• _Aim 1_:
Check the three statements below against the passage on Sierra's acquisition of Numerex. For each, answer yes or no and quote the words from the passage that decide it. (a) Sierra paid $107 million for Numerex. (b) The acquisition of Numerex was completed in March. (c) Sierra's adjusted earnings in the first quarter of 2017 were $4.5 million.

□ □ □ □ □

But the bottom line is what seems to be worrying investors because the IoT specialist's top-line growth is going to be decent. The guidance indicates that Sierra's earnings will take a big hit, but this is going to be a one-off event. Last year, Sierra had acquired device-to-cloud solutions specialist Numerex for $107 million.

The acquisition was completed in December, and the integration of Numerex into Sierra's business will cause some short-term pain. Specifically, Sierra expects to record high one-time costs to upgrade Numerex's network and migrate the latter's customers to its own platform. This maneuver will restrict Sierra's supply of components to its own customers, thereby negatively impacting its revenue and adding to its cost of goods sold.

In all, Sierra estimates that these moves will cost $4.5 million in a one-time non-GAAP restructuring charge. This will take out a sizable chunk of its adjusted earnings, which were $7.7 million in the first quarter of 2017. So, it isn't surprising to see why the chipmaker is calling for such a massive contraction in its bottom line this time, though it will eventually lead to long-term gains.

□ □ □ □ □

• _Aim 2_:
Report every line of the records below that contains the string "have". Case counts.

□ □ □ □ □

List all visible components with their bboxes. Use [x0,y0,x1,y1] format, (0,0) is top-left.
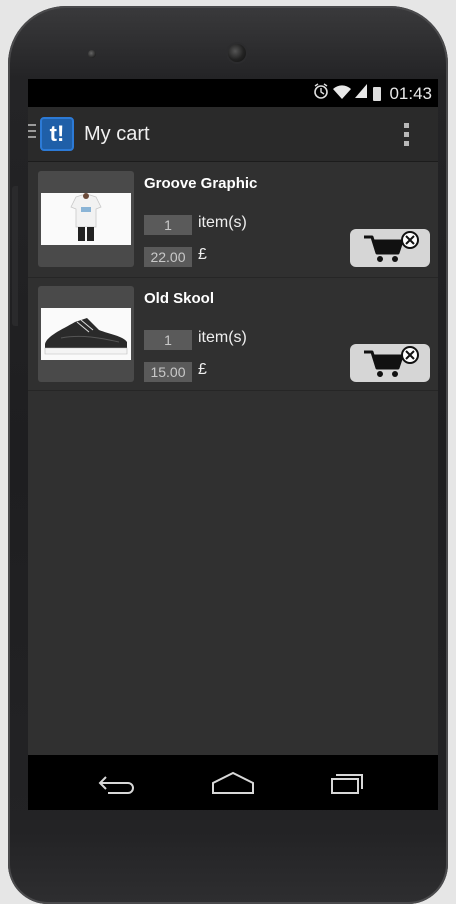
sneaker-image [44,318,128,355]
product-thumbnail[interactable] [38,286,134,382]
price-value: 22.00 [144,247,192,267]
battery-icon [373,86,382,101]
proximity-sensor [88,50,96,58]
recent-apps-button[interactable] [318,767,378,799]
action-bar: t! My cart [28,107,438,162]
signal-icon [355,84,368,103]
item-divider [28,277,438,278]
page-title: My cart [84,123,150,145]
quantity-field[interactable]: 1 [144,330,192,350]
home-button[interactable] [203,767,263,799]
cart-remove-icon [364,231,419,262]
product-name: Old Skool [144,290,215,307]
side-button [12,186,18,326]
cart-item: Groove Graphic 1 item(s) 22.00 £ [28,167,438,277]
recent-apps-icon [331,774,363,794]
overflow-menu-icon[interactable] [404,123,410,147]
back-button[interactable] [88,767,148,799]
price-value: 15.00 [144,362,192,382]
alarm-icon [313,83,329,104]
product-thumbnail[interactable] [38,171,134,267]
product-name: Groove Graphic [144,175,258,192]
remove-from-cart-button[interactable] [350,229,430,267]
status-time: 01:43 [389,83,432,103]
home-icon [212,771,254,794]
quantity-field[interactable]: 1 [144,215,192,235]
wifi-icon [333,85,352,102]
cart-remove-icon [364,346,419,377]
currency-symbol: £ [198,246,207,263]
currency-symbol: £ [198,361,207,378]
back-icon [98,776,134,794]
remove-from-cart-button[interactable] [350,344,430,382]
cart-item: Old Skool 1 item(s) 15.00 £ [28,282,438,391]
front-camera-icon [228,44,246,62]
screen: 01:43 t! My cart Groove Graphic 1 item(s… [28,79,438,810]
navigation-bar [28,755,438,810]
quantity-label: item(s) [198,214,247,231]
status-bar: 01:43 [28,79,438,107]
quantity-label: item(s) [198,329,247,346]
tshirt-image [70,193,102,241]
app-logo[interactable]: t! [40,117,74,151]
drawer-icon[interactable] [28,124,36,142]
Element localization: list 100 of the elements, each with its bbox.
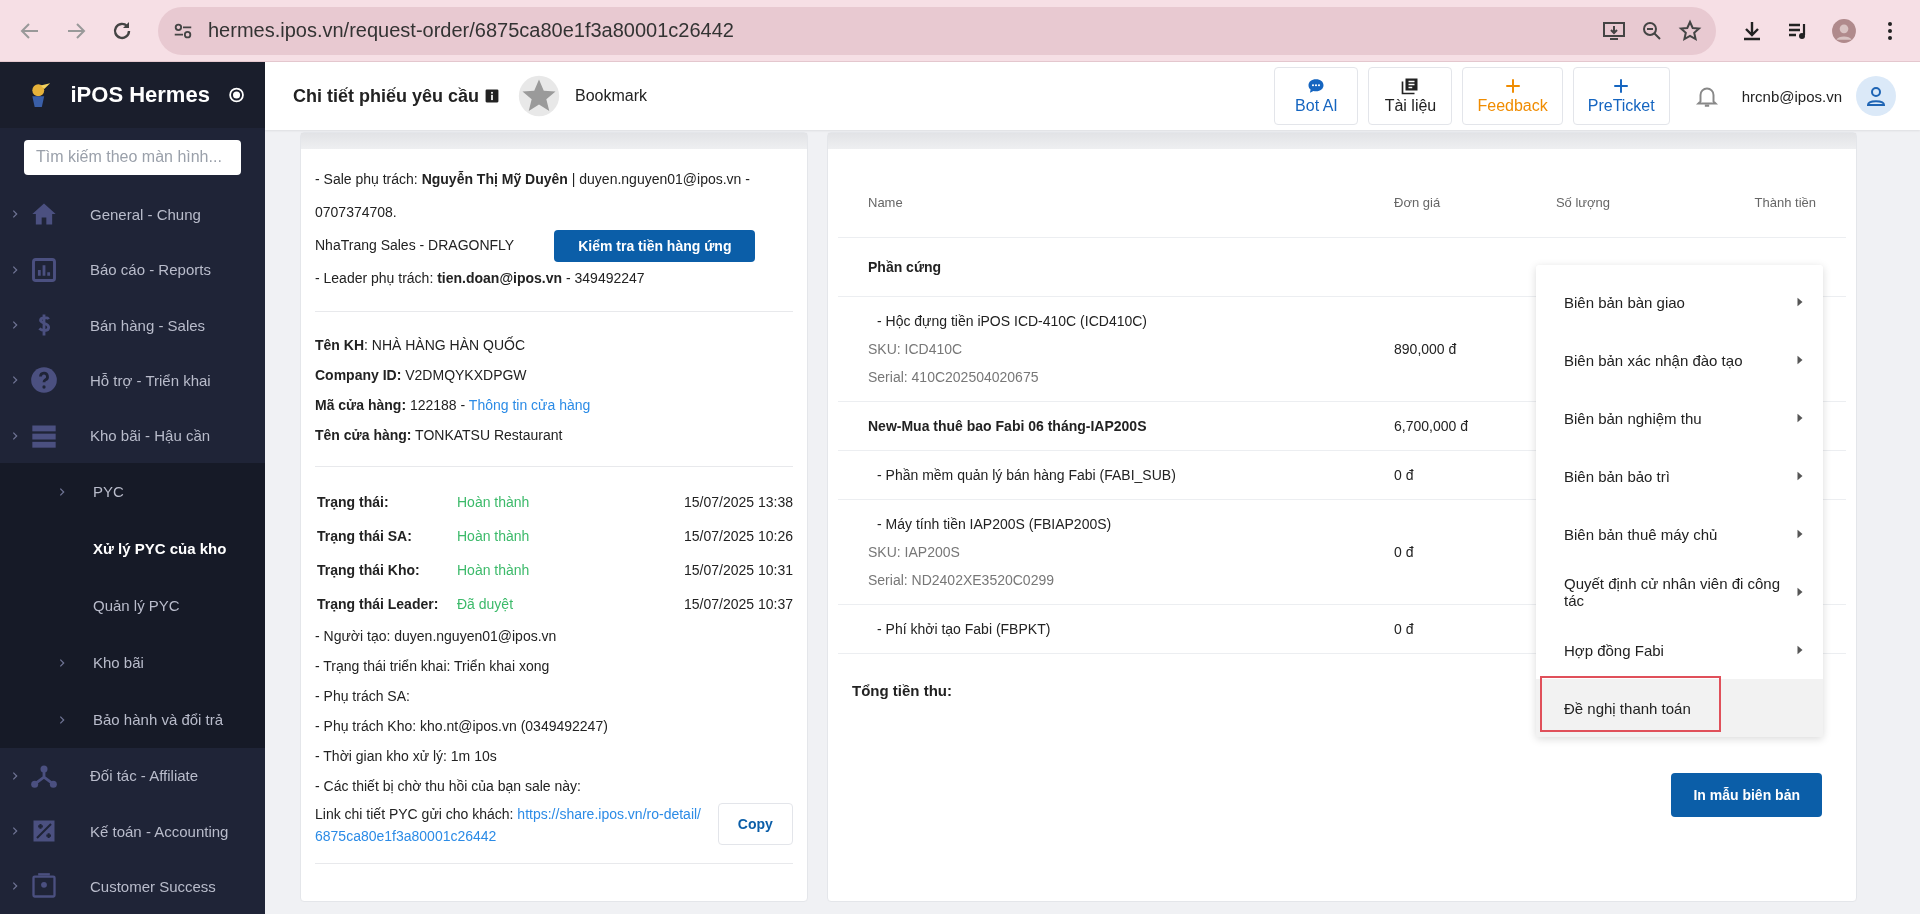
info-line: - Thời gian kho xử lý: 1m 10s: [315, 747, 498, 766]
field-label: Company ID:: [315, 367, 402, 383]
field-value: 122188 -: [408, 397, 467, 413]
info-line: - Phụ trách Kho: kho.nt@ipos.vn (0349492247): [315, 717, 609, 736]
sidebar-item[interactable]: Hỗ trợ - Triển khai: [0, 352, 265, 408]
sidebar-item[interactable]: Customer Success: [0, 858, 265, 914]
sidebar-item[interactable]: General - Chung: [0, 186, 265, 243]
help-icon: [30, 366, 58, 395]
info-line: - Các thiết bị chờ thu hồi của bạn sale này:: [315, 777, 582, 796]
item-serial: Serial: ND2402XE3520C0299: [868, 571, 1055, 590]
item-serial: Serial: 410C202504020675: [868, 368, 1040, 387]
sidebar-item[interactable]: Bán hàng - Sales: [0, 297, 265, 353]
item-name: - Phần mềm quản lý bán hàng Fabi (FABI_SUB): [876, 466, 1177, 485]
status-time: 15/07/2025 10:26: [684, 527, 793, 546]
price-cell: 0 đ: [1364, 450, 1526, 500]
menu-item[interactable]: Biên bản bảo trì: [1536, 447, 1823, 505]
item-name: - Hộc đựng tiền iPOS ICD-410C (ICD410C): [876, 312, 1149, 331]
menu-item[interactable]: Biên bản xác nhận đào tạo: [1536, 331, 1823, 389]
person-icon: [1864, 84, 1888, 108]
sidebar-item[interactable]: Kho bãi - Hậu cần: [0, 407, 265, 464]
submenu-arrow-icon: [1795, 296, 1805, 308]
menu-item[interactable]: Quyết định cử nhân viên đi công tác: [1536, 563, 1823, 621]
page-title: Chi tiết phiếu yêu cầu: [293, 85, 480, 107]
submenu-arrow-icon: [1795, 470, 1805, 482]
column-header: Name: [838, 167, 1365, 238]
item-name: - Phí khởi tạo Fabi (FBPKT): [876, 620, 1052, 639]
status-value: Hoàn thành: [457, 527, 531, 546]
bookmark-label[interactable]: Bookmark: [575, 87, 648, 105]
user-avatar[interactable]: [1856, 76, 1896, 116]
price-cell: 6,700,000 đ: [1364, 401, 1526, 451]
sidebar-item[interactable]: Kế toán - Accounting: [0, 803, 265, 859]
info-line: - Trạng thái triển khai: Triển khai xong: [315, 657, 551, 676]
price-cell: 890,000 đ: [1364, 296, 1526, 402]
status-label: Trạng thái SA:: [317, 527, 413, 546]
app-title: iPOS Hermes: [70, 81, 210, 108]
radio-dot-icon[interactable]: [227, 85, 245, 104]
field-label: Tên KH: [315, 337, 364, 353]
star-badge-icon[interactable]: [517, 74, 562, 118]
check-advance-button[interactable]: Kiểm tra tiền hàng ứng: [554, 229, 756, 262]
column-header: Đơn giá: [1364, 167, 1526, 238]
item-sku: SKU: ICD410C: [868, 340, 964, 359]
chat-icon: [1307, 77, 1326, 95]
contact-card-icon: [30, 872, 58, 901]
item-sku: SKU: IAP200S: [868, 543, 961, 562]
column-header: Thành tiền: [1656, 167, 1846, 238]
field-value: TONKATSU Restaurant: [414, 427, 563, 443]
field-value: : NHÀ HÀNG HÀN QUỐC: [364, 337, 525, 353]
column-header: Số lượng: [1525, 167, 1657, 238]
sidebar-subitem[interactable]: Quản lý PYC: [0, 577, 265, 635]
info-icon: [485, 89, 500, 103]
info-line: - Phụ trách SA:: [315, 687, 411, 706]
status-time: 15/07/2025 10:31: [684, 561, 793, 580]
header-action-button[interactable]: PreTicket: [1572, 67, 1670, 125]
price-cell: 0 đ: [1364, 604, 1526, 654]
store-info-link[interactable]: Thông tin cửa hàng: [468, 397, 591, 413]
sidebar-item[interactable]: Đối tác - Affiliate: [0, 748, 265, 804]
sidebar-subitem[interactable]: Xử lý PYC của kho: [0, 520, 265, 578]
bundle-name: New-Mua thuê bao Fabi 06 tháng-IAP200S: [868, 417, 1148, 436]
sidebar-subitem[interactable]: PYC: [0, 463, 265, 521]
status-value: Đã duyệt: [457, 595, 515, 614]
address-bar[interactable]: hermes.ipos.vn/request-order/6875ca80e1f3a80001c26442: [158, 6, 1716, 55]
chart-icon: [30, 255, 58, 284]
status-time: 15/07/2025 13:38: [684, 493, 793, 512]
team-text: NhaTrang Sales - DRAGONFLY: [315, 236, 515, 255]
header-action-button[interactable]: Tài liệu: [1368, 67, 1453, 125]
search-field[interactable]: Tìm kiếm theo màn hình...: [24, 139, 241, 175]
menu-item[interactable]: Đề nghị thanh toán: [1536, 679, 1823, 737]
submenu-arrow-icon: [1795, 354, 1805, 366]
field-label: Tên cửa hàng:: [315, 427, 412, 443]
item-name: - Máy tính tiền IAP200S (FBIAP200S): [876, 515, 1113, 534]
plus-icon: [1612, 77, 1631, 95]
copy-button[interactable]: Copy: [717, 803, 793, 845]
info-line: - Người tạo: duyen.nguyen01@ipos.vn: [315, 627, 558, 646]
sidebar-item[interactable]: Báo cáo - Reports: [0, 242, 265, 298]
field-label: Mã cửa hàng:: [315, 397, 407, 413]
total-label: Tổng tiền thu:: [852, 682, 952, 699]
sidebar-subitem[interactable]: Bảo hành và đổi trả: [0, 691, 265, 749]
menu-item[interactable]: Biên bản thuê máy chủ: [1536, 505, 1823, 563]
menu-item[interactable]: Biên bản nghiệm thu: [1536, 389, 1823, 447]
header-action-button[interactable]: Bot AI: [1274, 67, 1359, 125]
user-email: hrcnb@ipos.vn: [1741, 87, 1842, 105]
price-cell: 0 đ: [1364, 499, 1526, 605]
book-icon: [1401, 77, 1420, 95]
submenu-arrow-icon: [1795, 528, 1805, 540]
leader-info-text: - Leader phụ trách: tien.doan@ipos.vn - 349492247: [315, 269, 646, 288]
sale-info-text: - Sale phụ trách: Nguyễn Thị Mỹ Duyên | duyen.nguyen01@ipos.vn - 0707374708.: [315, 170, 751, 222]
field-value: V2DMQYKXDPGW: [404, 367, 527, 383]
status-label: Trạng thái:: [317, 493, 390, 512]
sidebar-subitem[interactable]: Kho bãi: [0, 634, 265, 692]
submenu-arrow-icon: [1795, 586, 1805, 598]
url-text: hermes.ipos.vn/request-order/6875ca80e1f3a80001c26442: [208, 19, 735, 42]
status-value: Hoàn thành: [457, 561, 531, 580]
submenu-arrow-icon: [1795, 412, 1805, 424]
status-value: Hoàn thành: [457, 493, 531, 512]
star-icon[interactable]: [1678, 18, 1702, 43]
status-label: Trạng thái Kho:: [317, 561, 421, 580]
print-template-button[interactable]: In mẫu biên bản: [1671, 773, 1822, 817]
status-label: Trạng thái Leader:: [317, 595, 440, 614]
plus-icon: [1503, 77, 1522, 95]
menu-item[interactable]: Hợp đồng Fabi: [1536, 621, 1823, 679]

□ □ □ □ □

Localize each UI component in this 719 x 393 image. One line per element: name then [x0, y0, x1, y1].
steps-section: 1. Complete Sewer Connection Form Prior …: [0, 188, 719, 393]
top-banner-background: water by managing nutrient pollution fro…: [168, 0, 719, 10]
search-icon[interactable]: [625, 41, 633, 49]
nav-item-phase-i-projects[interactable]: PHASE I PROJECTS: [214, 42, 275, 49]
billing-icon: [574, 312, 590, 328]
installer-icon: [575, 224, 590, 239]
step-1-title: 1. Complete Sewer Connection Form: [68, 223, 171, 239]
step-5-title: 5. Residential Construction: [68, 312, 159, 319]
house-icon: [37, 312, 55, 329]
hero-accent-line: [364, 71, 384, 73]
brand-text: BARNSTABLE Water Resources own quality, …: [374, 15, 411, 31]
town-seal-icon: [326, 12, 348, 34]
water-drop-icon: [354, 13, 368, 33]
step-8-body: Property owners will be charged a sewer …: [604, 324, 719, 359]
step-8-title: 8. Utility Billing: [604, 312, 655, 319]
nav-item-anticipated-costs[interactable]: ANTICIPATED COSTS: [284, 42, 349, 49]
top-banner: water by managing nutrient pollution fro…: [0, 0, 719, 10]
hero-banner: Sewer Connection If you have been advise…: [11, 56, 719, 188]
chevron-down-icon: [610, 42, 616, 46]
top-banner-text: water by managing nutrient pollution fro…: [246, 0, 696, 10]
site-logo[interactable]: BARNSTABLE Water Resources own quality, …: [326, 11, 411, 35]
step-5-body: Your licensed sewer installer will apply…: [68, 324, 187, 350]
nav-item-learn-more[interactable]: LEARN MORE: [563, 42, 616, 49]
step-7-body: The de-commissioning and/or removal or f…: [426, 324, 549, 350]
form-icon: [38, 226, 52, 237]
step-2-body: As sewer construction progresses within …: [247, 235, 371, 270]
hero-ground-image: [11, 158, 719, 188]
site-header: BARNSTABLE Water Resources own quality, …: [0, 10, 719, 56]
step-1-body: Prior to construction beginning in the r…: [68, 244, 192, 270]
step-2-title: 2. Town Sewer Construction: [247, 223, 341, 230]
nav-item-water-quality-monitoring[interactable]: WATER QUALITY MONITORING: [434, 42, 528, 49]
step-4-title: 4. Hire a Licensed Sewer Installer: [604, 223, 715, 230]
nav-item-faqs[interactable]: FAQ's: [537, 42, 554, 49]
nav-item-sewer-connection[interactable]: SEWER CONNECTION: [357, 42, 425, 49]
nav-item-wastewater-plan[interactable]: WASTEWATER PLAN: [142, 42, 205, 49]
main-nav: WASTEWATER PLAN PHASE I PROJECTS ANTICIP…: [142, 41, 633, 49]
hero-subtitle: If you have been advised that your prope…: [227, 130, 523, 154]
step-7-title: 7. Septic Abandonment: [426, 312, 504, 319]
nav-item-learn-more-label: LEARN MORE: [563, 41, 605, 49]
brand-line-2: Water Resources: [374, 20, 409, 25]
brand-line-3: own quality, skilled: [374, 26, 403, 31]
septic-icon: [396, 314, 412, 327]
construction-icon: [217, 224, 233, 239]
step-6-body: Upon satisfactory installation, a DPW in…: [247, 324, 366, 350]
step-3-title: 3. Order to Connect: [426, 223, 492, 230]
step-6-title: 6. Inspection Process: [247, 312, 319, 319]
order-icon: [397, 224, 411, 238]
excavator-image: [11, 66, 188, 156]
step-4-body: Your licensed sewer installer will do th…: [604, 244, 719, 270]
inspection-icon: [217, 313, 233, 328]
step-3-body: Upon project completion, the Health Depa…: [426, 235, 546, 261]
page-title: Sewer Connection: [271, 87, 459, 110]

□ □ □ □ □

• _Output 1_:
(a) Yes: "Last year, Sierra had acquired device-to-cloud solutions specialist Numerex for $107 million."
(b) No: "The acquisition was completed in December"
(c) No: "which were $7.7 million in the first quarter of 2017"

• _Output 2_:
hero-banner: Sewer Connection If you have been advise…: [11, 56, 719, 188]
hero-subtitle: If you have been advised that your prope…: [227, 130, 523, 154]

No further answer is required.